## BEGIN Listed records
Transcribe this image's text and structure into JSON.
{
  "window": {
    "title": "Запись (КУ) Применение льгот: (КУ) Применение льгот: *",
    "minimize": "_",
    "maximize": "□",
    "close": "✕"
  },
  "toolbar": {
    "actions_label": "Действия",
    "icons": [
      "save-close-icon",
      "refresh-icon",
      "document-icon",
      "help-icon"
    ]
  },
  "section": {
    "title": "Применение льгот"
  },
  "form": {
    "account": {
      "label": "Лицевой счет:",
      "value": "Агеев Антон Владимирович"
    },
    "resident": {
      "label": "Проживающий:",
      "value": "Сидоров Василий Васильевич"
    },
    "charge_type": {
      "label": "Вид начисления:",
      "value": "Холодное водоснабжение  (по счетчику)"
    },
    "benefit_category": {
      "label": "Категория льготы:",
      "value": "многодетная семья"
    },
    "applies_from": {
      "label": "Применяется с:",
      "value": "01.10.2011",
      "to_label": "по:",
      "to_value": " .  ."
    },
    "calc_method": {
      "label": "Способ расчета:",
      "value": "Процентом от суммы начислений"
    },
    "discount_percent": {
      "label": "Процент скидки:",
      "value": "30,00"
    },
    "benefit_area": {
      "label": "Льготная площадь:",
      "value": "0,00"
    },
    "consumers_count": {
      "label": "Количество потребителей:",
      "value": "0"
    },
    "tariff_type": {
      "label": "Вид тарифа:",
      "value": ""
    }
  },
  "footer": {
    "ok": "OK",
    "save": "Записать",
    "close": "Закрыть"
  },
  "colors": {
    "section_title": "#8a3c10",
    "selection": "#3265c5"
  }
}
## END Listed records
**Written task**
Copy out the whole listing exactly as written.

**Response**
Transcribe this image's text and structure into JSON.
{
  "window": {
    "title": "Запись (КУ) Применение льгот: (КУ) Применение льгот: *",
    "minimize": "_",
    "maximize": "□",
    "close": "✕"
  },
  "toolbar": {
    "actions_label": "Действия",
    "icons": [
      "save-close-icon",
      "refresh-icon",
      "document-icon",
      "help-icon"
    ]
  },
  "section": {
    "title": "Применение льгот"
  },
  "form": {
    "account": {
      "label": "Лицевой счет:",
      "value": "Агеев Антон Владимирович"
    },
    "resident": {
      "label": "Проживающий:",
      "value": "Сидоров Василий Васильевич"
    },
    "charge_type": {
      "label": "Вид начисления:",
      "value": "Холодное водоснабжение  (по счетчику)"
    },
    "benefit_category": {
      "label": "Категория льготы:",
      "value": "многодетная семья"
    },
    "applies_from": {
      "label": "Применяется с:",
      "value": "01.10.2011",
      "to_label": "по:",
      "to_value": " .  ."
    },
    "calc_method": {
      "label": "Способ расчета:",
      "value": "Процентом от суммы начислений"
    },
    "discount_percent": {
      "label": "Процент скидки:",
      "value": "30,00"
    },
    "benefit_area": {
      "label": "Льготная площадь:",
      "value": "0,00"
    },
    "consumers_count": {
      "label": "Количество потребителей:",
      "value": "0"
    },
    "tariff_type": {
      "label": "Вид тарифа:",
      "value": ""
    }
  },
  "footer": {
    "ok": "OK",
    "save": "Записать",
    "close": "Закрыть"
  },
  "colors": {
    "section_title": "#8a3c10",
    "selection": "#3265c5"
  }
}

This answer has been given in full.